**WHAT YOU ARE ASKED TO DO**
Will you write out all the entries below exactly?

[Start]

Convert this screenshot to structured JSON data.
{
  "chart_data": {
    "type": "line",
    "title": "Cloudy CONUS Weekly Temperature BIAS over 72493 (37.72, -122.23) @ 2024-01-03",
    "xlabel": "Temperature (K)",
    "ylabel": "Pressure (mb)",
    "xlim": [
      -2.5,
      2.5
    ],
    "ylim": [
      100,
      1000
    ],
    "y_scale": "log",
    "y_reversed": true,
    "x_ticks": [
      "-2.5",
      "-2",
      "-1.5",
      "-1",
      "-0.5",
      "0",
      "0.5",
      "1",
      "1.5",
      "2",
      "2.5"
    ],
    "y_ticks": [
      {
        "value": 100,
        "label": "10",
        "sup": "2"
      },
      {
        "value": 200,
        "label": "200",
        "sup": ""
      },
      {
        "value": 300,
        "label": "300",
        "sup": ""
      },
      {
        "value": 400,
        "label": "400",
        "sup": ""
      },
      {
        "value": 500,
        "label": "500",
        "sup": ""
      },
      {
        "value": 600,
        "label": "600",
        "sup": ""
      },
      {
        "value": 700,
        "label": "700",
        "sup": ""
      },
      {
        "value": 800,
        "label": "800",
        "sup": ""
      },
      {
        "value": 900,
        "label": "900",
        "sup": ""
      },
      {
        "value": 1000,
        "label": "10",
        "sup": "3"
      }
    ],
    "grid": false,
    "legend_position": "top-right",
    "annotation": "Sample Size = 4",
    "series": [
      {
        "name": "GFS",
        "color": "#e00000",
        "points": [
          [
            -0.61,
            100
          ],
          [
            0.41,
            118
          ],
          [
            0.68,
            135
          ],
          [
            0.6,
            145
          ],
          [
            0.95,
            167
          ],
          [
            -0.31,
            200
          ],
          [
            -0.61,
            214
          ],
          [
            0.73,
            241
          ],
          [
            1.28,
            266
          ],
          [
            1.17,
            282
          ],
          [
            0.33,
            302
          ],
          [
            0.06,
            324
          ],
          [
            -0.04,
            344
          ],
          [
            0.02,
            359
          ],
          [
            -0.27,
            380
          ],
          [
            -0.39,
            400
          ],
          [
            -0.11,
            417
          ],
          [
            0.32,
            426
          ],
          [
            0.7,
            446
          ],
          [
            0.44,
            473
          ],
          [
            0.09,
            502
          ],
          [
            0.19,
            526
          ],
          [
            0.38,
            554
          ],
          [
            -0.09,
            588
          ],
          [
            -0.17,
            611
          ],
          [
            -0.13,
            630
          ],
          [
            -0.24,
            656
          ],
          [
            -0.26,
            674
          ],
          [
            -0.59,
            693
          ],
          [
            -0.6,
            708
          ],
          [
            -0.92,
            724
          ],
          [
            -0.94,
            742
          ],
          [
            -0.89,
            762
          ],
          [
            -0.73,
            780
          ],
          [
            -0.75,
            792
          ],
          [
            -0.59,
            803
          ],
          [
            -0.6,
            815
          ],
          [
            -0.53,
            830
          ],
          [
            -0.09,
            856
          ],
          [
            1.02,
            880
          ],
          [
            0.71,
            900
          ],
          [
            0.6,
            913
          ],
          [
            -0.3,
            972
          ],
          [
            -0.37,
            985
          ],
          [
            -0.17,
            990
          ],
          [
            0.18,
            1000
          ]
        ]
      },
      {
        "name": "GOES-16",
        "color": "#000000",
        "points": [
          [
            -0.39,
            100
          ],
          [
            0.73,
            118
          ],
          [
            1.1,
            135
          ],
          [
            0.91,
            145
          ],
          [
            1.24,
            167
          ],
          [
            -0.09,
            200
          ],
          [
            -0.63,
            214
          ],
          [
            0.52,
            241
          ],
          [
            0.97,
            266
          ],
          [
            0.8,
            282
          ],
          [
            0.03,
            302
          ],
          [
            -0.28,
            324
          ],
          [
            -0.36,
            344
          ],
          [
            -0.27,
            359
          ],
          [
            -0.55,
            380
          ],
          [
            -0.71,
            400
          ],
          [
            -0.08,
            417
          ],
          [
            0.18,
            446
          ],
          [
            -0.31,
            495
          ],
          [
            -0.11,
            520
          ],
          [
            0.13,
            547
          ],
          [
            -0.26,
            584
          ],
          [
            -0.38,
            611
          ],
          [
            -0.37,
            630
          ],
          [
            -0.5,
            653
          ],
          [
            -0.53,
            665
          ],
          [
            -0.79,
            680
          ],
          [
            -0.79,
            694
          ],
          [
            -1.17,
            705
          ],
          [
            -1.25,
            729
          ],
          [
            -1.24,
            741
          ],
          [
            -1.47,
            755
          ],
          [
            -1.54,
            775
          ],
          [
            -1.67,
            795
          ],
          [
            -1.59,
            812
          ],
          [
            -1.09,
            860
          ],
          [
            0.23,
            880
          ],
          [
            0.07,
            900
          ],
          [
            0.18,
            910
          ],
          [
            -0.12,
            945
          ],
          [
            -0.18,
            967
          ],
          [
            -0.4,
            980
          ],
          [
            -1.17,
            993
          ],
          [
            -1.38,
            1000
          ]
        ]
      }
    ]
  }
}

[End]

**TASK SOLUTION**
Convert this screenshot to structured JSON data.
{
  "chart_data": {
    "type": "line",
    "title": "Cloudy CONUS Weekly Temperature BIAS over 72493 (37.72, -122.23) @ 2024-01-03",
    "xlabel": "Temperature (K)",
    "ylabel": "Pressure (mb)",
    "xlim": [
      -2.5,
      2.5
    ],
    "ylim": [
      100,
      1000
    ],
    "y_scale": "log",
    "y_reversed": true,
    "x_ticks": [
      "-2.5",
      "-2",
      "-1.5",
      "-1",
      "-0.5",
      "0",
      "0.5",
      "1",
      "1.5",
      "2",
      "2.5"
    ],
    "y_ticks": [
      {
        "value": 100,
        "label": "10",
        "sup": "2"
      },
      {
        "value": 200,
        "label": "200",
        "sup": ""
      },
      {
        "value": 300,
        "label": "300",
        "sup": ""
      },
      {
        "value": 400,
        "label": "400",
        "sup": ""
      },
      {
        "value": 500,
        "label": "500",
        "sup": ""
      },
      {
        "value": 600,
        "label": "600",
        "sup": ""
      },
      {
        "value": 700,
        "label": "700",
        "sup": ""
      },
      {
        "value": 800,
        "label": "800",
        "sup": ""
      },
      {
        "value": 900,
        "label": "900",
        "sup": ""
      },
      {
        "value": 1000,
        "label": "10",
        "sup": "3"
      }
    ],
    "grid": false,
    "legend_position": "top-right",
    "annotation": "Sample Size = 4",
    "series": [
      {
        "name": "GFS",
        "color": "#e00000",
        "points": [
          [
            -0.61,
            100
          ],
          [
            0.41,
            118
          ],
          [
            0.68,
            135
          ],
          [
            0.6,
            145
          ],
          [
            0.95,
            167
          ],
          [
            -0.31,
            200
          ],
          [
            -0.61,
            214
          ],
          [
            0.73,
            241
          ],
          [
            1.28,
            266
          ],
          [
            1.17,
            282
          ],
          [
            0.33,
            302
          ],
          [
            0.06,
            324
          ],
          [
            -0.04,
            344
          ],
          [
            0.02,
            359
          ],
          [
            -0.27,
            380
          ],
          [
            -0.39,
            400
          ],
          [
            -0.11,
            417
          ],
          [
            0.32,
            426
          ],
          [
            0.7,
            446
          ],
          [
            0.44,
            473
          ],
          [
            0.09,
            502
          ],
          [
            0.19,
            526
          ],
          [
            0.38,
            554
          ],
          [
            -0.09,
            588
          ],
          [
            -0.17,
            611
          ],
          [
            -0.13,
            630
          ],
          [
            -0.24,
            656
          ],
          [
            -0.26,
            674
          ],
          [
            -0.59,
            693
          ],
          [
            -0.6,
            708
          ],
          [
            -0.92,
            724
          ],
          [
            -0.94,
            742
          ],
          [
            -0.89,
            762
          ],
          [
            -0.73,
            780
          ],
          [
            -0.75,
            792
          ],
          [
            -0.59,
            803
          ],
          [
            -0.6,
            815
          ],
          [
            -0.53,
            830
          ],
          [
            -0.09,
            856
          ],
          [
            1.02,
            880
          ],
          [
            0.71,
            900
          ],
          [
            0.6,
            913
          ],
          [
            -0.3,
            972
          ],
          [
            -0.37,
            985
          ],
          [
            -0.17,
            990
          ],
          [
            0.18,
            1000
          ]
        ]
      },
      {
        "name": "GOES-16",
        "color": "#000000",
        "points": [
          [
            -0.39,
            100
          ],
          [
            0.73,
            118
          ],
          [
            1.1,
            135
          ],
          [
            0.91,
            145
          ],
          [
            1.24,
            167
          ],
          [
            -0.09,
            200
          ],
          [
            -0.63,
            214
          ],
          [
            0.52,
            241
          ],
          [
            0.97,
            266
          ],
          [
            0.8,
            282
          ],
          [
            0.03,
            302
          ],
          [
            -0.28,
            324
          ],
          [
            -0.36,
            344
          ],
          [
            -0.27,
            359
          ],
          [
            -0.55,
            380
          ],
          [
            -0.71,
            400
          ],
          [
            -0.08,
            417
          ],
          [
            0.18,
            446
          ],
          [
            -0.31,
            495
          ],
          [
            -0.11,
            520
          ],
          [
            0.13,
            547
          ],
          [
            -0.26,
            584
          ],
          [
            -0.38,
            611
          ],
          [
            -0.37,
            630
          ],
          [
            -0.5,
            653
          ],
          [
            -0.53,
            665
          ],
          [
            -0.79,
            680
          ],
          [
            -0.79,
            694
          ],
          [
            -1.17,
            705
          ],
          [
            -1.25,
            729
          ],
          [
            -1.24,
            741
          ],
          [
            -1.47,
            755
          ],
          [
            -1.54,
            775
          ],
          [
            -1.67,
            795
          ],
          [
            -1.59,
            812
          ],
          [
            -1.09,
            860
          ],
          [
            0.23,
            880
          ],
          [
            0.07,
            900
          ],
          [
            0.18,
            910
          ],
          [
            -0.12,
            945
          ],
          [
            -0.18,
            967
          ],
          [
            -0.4,
            980
          ],
          [
            -1.17,
            993
          ],
          [
            -1.38,
            1000
          ]
        ]
      }
    ]
  }
}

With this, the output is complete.